Items from a figure collection
+++
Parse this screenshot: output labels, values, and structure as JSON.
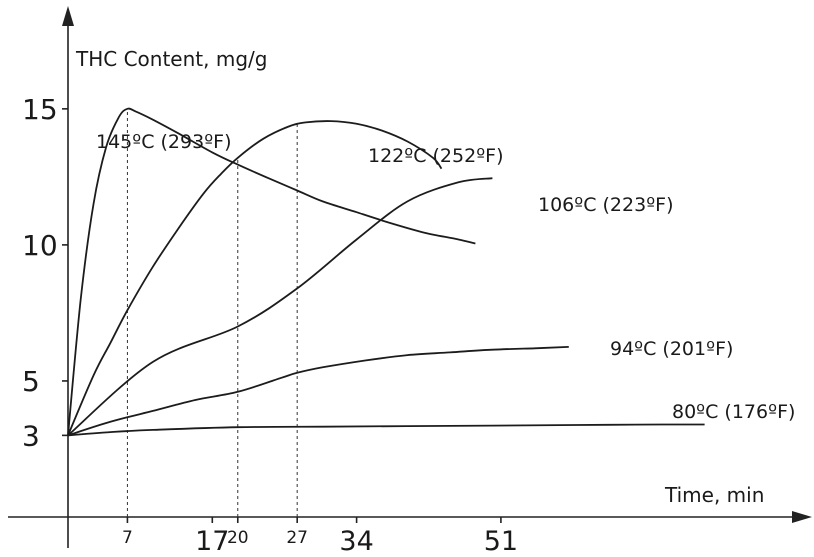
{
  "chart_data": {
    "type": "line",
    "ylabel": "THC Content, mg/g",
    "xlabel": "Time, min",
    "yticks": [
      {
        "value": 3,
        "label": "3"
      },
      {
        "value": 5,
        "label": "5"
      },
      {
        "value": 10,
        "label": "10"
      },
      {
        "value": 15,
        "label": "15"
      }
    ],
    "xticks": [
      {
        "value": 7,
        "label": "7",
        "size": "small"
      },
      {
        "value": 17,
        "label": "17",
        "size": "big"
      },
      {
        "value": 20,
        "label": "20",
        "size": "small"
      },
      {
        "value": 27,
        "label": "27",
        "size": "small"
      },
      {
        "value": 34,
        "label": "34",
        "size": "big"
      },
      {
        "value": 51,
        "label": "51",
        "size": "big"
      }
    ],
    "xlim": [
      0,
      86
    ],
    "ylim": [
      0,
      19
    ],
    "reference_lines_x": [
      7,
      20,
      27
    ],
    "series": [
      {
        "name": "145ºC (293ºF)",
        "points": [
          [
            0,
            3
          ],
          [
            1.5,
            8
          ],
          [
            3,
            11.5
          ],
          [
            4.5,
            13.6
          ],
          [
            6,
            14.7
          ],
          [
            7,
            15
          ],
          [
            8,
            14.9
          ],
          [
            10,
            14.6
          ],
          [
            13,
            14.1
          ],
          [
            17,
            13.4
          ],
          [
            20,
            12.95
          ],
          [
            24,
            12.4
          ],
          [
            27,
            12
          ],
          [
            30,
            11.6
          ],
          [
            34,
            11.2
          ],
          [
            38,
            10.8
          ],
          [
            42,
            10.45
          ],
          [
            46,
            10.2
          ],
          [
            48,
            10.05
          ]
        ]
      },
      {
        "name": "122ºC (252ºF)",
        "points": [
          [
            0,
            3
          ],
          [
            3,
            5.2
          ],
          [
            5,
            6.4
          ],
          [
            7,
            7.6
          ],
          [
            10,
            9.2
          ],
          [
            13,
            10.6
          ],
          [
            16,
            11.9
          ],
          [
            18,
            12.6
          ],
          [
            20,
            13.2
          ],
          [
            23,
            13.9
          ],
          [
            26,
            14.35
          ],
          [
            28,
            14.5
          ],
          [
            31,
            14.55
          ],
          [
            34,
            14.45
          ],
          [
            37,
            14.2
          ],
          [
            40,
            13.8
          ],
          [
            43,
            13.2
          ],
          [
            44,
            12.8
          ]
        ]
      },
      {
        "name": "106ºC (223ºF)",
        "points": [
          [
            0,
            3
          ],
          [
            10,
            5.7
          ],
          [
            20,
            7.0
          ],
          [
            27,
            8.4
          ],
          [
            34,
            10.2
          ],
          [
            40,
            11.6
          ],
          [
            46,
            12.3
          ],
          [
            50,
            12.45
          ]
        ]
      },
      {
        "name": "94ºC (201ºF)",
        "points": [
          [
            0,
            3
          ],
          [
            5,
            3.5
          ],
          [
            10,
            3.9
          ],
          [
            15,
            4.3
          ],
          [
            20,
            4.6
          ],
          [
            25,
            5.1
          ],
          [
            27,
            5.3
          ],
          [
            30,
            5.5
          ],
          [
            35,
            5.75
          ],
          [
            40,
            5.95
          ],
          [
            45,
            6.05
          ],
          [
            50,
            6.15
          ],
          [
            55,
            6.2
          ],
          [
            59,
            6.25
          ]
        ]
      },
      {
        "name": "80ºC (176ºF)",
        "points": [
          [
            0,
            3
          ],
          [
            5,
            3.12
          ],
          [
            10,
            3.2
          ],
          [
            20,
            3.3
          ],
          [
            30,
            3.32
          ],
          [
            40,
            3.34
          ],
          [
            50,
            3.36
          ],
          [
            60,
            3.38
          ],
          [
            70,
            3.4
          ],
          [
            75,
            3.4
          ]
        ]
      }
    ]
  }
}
+++
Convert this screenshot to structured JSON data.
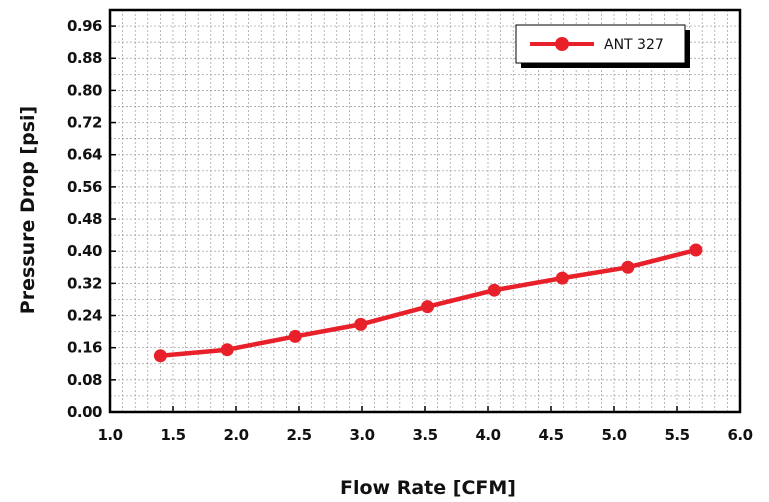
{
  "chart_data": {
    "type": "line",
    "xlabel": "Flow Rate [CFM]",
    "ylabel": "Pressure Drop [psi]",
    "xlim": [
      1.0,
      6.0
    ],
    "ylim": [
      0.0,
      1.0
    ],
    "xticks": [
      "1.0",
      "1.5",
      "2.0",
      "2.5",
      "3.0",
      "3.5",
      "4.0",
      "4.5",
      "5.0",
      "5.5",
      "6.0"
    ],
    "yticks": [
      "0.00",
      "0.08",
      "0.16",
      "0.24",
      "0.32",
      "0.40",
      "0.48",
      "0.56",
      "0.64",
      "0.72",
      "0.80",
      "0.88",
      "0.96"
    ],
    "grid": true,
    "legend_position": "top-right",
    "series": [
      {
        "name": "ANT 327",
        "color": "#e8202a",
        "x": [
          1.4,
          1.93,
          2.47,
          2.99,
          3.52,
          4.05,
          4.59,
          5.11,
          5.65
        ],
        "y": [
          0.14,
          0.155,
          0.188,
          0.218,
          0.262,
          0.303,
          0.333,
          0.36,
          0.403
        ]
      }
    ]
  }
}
+++
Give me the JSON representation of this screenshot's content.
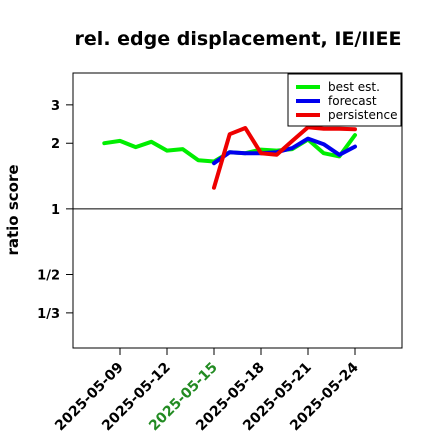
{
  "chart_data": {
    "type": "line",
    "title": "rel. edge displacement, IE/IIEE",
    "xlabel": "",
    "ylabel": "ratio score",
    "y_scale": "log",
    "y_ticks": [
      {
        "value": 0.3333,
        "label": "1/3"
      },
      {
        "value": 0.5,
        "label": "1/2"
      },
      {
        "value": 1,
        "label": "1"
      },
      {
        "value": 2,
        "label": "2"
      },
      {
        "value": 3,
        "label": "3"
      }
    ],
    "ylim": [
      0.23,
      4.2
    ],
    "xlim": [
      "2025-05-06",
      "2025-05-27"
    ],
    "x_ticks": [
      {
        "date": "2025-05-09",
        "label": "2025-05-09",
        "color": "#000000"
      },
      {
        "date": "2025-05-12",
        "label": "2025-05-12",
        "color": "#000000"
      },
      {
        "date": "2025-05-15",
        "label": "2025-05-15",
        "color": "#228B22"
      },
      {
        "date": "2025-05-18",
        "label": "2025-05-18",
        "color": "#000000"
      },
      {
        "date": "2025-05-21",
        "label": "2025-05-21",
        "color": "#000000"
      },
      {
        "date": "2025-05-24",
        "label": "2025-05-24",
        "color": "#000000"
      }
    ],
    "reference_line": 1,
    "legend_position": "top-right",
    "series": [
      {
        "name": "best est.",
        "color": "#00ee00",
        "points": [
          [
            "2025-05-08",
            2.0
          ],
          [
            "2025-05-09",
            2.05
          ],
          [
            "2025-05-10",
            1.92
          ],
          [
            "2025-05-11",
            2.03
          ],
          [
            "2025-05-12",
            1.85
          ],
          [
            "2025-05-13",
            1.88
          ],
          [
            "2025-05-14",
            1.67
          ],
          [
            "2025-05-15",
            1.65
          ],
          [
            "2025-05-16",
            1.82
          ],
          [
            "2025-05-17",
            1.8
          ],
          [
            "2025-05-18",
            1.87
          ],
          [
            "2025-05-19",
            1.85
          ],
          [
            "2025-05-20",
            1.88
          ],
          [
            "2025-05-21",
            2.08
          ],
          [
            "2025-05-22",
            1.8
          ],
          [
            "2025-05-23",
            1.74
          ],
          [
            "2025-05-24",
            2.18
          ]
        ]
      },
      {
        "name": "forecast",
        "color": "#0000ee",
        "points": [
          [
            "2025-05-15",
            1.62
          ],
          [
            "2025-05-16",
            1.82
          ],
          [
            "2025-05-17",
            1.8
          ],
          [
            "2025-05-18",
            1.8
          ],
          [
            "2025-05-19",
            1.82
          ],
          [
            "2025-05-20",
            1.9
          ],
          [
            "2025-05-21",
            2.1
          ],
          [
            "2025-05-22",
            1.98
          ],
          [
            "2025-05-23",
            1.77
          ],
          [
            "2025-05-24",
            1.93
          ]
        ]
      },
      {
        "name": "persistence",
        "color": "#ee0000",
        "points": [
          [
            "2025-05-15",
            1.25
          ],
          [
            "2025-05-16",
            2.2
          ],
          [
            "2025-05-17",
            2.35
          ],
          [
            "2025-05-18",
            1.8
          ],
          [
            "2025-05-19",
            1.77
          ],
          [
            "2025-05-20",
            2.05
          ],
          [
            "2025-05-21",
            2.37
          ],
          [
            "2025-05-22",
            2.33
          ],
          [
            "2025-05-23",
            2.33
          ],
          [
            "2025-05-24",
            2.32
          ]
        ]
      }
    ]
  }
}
+++
→ What the task asks
Pick out the lines that include the word "xlabel" and write them out.

→ Task response
    "xlabel": "Time, min",
    "xlabel": "Flow Rate [CFM]",
    "xlabel": "",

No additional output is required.